◆ SOURCE EXCERPT
Since his grandma tended to err during manual input, John developed an input method that converts speech into text. Grandma was enthusiastic about the new method, because it is remarkably easy to use. All she has to do is to tap on the recording button and say the product's name. The input method then recognizes what she has said, and converts her speech into text.

Real-time speech recognition and speech to text are ideal for a broad range of apps, including:

  1. Game apps (online): Real-time speech recognition comes to users' aid when they team up with others. It frees up users' hands for controlling the action, sparing them from having to type to communicate with their partners. It can also free users from any potential embarrassment related to voice chatting during gaming.

  2. Work apps: Speech to text can play a vital role during long conferences, where typing to keep meeting minutes can be tedious and inefficient, with key details being missed. Using speech to text is much more efficient: during a conference, users can use this service to convert audio content into text; after the conference, they can simply retouch the text to make it more logical.

  3. Learning apps: Speech to text can offer users an enhanced learning experience. Without the service, users often have to pause audio materials to take notes, resulting in a fragmented learning process. With speech to text, users can concentrate on listening intently to the material while it is being played, and rely on the service to convert the audio content into text. They can then review the text after finishing the entire course, to ensure that they've mastered the content.

How to Implement

Two services in HUAWEI ML Kit: automatic speech recognition (ASR) and audio file transcription, make it easy to implement the above functions.

ASR can recognize speech of up to 60s, and convert the input speech into text in real time, with recognition accuracy of over 95%. It currently supports Mandarin Chinese (including Chinese-English bilingual speech), English, French, German, Spanish, Italian, and Arabic.
 Real-time result output
 Available options: with and without speech pickup UI
 Endpoint detection: Start and end points can be accurately located.
 Silence detection: No voice packet is sent for silent portions.
 Intelligent conversion to digital formats: For example, the year 2021 is recognized from voice input.
Audio file transcription can convert an audio file of up to five hours into text with punctuation, and automatically segment the text for greater clarity. In addition, this service can generate text with timestamps, facilitating further function development.

In this version, both Chinese and English are supported.

image

Development Procedures

  1. Preparations

(1) Configure the Huawei Maven repository address, and put the agconnect-services.json file under the app directory.
Open the build.gradle file in the root directory of your Android Studio project.
Add the AppGallery Connect plugin and the Maven repository.

◆ DATASET

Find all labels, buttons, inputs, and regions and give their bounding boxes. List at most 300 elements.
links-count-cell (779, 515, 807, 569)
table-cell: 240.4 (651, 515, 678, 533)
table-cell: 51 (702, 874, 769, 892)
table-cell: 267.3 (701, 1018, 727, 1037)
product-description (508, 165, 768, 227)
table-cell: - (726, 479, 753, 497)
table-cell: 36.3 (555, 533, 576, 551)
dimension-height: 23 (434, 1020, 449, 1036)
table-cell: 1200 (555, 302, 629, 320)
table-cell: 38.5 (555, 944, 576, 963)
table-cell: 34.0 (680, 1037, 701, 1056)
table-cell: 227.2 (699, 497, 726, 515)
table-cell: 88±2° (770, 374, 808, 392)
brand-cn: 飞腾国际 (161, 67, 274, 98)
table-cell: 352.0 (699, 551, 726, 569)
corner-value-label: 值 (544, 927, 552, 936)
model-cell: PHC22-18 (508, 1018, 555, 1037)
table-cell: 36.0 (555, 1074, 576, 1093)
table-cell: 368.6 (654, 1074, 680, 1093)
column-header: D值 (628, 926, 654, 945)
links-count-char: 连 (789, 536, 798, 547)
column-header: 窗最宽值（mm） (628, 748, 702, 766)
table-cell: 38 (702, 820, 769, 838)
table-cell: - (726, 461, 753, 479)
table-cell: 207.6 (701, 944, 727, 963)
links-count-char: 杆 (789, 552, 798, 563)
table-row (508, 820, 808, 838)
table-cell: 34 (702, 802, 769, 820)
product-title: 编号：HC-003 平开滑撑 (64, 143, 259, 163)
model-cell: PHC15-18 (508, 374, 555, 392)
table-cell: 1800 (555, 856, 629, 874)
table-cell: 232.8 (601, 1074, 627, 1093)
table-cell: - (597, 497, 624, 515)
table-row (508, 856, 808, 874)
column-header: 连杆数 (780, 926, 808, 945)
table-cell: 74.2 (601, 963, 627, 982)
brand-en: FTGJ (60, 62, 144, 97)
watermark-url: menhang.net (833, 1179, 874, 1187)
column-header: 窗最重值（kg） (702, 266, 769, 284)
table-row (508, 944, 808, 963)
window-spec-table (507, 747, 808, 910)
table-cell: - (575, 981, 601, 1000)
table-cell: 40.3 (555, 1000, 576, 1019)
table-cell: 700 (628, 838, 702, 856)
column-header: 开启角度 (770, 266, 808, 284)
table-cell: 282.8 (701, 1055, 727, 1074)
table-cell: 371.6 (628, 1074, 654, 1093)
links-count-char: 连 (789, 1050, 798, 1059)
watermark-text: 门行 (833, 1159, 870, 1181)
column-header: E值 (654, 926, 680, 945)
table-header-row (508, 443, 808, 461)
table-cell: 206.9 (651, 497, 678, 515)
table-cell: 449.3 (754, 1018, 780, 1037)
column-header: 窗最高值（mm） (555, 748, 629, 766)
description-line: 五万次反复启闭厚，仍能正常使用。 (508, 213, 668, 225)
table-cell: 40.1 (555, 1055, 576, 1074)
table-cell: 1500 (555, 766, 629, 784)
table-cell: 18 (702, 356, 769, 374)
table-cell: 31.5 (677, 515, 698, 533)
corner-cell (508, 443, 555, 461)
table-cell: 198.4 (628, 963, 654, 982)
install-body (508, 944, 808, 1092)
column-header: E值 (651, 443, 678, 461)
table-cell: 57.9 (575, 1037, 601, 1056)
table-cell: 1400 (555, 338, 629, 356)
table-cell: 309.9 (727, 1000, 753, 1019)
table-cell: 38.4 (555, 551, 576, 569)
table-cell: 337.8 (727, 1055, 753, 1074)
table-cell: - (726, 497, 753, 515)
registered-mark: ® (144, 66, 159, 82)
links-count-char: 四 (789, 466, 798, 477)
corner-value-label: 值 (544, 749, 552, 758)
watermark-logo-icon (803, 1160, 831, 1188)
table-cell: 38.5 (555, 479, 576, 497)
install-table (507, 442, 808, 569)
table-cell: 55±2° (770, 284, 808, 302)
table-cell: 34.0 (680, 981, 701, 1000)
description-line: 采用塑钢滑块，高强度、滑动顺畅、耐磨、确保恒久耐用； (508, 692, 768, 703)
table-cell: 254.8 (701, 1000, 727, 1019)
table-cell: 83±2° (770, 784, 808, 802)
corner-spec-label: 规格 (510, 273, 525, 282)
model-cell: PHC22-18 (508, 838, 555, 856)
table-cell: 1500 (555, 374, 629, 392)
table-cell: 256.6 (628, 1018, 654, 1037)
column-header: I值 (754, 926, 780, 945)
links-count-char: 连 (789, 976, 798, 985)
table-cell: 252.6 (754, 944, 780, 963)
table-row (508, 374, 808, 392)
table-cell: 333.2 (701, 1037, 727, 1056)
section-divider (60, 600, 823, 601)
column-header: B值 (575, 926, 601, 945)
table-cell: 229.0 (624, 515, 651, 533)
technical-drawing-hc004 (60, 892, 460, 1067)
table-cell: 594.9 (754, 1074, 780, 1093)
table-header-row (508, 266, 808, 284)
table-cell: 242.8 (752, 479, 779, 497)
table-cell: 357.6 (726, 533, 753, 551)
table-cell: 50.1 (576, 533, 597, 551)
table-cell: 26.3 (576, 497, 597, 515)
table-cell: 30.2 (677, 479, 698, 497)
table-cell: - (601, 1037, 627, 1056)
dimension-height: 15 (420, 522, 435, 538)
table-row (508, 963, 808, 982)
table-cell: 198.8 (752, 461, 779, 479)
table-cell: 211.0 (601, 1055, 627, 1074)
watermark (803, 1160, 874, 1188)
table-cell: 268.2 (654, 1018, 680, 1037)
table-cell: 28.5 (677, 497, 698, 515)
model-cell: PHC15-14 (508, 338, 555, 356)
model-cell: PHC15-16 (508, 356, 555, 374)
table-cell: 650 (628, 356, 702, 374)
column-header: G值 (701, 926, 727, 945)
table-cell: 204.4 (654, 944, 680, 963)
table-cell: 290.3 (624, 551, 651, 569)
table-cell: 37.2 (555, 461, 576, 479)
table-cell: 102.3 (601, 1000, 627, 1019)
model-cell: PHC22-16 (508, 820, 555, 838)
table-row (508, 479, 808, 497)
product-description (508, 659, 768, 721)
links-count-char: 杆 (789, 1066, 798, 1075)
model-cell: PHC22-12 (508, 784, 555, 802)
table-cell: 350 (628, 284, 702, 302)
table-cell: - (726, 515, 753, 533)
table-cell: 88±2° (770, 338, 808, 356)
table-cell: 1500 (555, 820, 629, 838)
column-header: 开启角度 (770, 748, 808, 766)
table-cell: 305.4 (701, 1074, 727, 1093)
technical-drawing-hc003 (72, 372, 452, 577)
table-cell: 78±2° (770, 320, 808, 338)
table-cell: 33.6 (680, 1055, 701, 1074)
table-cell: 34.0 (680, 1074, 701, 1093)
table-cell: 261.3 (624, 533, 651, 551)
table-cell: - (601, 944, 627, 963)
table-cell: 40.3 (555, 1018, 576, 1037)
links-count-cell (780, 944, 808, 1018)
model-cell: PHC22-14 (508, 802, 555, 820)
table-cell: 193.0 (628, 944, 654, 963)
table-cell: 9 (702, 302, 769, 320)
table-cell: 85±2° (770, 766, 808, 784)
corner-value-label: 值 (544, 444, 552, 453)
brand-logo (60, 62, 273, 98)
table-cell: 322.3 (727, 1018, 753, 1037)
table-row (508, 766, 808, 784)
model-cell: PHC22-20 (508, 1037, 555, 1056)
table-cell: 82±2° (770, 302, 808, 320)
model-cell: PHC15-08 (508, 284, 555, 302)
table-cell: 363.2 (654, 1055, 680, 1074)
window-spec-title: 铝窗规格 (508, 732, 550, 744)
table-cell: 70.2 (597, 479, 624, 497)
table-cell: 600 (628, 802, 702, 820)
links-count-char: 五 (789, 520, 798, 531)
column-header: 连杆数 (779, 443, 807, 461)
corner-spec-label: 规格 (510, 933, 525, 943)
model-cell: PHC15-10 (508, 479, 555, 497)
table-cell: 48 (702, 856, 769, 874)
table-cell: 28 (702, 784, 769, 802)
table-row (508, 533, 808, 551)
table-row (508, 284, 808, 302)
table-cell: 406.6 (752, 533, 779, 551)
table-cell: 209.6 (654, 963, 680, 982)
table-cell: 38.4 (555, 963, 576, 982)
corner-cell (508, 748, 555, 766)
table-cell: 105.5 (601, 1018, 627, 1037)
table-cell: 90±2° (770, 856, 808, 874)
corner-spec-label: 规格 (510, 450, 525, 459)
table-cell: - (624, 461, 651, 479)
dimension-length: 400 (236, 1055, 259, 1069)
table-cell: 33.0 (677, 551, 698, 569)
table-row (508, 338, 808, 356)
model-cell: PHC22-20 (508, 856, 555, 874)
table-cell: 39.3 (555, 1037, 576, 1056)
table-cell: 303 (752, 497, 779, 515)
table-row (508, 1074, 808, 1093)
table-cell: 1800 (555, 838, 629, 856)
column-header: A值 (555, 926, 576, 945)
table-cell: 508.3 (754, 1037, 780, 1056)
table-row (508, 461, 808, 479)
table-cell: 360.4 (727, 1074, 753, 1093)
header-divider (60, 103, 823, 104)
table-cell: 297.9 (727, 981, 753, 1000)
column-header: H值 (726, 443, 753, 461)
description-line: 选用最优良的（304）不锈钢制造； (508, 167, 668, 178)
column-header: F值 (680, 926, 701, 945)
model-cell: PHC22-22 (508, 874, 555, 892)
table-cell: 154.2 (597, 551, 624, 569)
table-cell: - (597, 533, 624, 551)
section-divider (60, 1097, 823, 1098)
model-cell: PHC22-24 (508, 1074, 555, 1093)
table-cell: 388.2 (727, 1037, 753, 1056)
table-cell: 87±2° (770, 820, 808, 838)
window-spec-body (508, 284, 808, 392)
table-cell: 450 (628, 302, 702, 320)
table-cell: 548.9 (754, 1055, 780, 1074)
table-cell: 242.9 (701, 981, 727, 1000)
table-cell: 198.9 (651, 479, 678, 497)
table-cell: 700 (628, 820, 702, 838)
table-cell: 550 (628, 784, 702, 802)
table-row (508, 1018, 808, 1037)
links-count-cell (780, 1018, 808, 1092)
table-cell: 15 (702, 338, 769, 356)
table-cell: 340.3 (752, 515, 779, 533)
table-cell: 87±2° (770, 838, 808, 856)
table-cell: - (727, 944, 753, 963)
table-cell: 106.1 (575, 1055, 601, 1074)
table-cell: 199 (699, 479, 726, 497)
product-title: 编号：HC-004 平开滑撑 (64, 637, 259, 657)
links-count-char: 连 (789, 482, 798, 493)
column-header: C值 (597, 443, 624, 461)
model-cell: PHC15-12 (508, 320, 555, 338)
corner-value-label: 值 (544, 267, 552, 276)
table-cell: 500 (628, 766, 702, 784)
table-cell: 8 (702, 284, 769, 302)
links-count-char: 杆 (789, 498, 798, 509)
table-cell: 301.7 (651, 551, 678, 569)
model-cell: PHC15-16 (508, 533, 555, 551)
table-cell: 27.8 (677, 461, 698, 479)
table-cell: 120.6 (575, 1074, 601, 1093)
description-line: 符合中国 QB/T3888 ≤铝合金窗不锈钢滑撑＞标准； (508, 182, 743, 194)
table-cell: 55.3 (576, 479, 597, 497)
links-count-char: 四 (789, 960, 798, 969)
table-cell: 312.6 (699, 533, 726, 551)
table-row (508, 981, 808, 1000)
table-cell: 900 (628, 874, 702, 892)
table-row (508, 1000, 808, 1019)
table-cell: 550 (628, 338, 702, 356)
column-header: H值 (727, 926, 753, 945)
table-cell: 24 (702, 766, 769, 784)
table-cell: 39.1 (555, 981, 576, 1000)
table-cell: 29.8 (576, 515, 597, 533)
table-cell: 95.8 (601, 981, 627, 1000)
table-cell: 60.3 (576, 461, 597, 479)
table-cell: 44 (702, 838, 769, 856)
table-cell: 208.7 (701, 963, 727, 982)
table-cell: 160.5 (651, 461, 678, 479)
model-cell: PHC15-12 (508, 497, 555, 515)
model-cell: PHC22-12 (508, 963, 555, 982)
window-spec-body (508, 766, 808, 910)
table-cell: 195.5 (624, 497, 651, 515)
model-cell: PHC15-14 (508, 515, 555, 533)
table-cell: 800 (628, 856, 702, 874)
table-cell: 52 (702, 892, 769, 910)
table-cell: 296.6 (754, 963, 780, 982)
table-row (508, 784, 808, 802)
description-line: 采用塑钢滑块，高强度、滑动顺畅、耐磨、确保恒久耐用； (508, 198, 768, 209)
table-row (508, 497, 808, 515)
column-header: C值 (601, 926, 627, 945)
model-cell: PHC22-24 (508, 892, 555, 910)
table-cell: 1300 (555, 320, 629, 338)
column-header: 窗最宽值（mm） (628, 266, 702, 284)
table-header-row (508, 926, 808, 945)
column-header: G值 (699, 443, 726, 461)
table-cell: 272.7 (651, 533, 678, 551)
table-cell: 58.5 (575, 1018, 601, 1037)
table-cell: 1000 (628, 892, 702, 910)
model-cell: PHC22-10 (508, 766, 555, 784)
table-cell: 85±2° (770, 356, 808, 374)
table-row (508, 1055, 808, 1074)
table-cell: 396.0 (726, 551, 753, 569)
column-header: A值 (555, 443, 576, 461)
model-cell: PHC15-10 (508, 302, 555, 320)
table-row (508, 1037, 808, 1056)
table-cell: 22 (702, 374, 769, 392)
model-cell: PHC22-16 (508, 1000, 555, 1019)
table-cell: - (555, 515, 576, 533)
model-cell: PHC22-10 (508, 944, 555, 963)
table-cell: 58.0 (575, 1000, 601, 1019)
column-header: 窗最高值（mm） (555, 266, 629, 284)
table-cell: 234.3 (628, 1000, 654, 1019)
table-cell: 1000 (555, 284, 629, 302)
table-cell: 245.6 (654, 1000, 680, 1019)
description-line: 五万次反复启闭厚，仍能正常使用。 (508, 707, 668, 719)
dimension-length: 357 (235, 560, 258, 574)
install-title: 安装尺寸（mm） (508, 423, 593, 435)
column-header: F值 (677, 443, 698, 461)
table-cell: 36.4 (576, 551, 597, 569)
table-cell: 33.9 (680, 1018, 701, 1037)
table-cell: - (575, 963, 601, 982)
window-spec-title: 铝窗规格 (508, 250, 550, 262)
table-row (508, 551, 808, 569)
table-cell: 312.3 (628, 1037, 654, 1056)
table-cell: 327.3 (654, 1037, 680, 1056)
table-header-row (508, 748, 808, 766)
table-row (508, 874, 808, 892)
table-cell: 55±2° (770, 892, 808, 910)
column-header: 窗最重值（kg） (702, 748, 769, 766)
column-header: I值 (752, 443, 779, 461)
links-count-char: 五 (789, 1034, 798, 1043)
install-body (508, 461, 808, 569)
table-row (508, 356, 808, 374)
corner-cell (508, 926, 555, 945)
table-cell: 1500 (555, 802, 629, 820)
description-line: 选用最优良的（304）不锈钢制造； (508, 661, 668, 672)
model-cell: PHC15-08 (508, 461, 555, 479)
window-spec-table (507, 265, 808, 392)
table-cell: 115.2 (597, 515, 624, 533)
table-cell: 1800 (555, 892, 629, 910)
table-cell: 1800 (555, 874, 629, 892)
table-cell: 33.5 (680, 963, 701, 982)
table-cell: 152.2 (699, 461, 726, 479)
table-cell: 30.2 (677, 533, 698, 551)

◆ ACTIONS TO TAKE
(A) Repeat the part of the speech-to-text excerpt that begins at the words "Two services in" and stops after the words "be accurately located.".
(B) In the speech-to-text excerpt, what is the longest audio file that the audio file transcription service can convert into text?

◆ TASK SOLUTIONS
(A)
Two services in HUAWEI ML Kit: automatic speech recognition (ASR) and audio file transcription, make it easy to implement the above functions.

ASR can recognize speech of up to 60s, and convert the input speech into text in real time, with recognition accuracy of over 95%. It currently supports Mandarin Chinese (including Chinese-English bilingual speech), English, French, German, Spanish, Italian, and Arabic.
 Real-time result output
 Available options: with and without speech pickup UI
 Endpoint detection: Start and end points can be accurately located.

(B) An audio file of up to five hours.